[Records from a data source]
● ● ● ● ●

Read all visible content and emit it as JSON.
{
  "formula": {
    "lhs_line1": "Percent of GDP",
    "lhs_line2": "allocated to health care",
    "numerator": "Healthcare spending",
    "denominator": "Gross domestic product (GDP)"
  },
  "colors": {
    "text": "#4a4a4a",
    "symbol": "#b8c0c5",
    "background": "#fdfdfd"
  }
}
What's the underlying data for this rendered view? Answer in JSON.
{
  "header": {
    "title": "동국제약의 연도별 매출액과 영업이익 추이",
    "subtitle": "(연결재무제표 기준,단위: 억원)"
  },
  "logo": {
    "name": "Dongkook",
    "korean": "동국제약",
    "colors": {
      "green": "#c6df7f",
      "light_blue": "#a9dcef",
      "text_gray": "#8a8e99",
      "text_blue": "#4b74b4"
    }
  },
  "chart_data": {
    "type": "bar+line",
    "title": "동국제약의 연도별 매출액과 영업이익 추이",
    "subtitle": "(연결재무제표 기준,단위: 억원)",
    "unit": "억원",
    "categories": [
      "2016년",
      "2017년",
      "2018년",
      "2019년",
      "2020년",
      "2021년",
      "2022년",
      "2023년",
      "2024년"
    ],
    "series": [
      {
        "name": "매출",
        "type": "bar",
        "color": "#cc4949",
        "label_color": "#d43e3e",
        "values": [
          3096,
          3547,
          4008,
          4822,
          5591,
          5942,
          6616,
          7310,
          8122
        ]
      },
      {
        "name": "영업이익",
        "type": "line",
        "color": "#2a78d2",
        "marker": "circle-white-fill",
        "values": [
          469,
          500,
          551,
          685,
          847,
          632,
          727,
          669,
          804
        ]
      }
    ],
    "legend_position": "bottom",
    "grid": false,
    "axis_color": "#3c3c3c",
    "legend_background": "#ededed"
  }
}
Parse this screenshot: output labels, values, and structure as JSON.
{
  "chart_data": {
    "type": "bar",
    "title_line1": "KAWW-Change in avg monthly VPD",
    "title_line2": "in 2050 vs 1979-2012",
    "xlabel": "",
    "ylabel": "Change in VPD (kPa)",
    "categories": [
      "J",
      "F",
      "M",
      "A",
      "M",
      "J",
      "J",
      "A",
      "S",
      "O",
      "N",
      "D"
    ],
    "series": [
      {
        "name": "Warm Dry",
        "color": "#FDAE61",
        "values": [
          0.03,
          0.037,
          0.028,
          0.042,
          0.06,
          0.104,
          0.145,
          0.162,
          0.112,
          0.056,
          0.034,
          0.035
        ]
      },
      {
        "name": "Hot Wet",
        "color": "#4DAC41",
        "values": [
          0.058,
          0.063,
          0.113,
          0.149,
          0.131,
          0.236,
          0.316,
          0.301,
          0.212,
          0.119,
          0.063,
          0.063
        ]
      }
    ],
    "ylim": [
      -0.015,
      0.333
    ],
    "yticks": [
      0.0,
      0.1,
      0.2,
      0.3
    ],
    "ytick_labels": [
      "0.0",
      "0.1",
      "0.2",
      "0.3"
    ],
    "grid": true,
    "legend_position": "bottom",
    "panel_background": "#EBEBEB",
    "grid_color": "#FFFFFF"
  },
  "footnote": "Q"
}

● ● ● ● ●

List every line from the entries above in which "this" appears.

What's the underlying data for this rendered view? Answer in JSON.
Parse this screenshot: output labels, values, and structure as JSON.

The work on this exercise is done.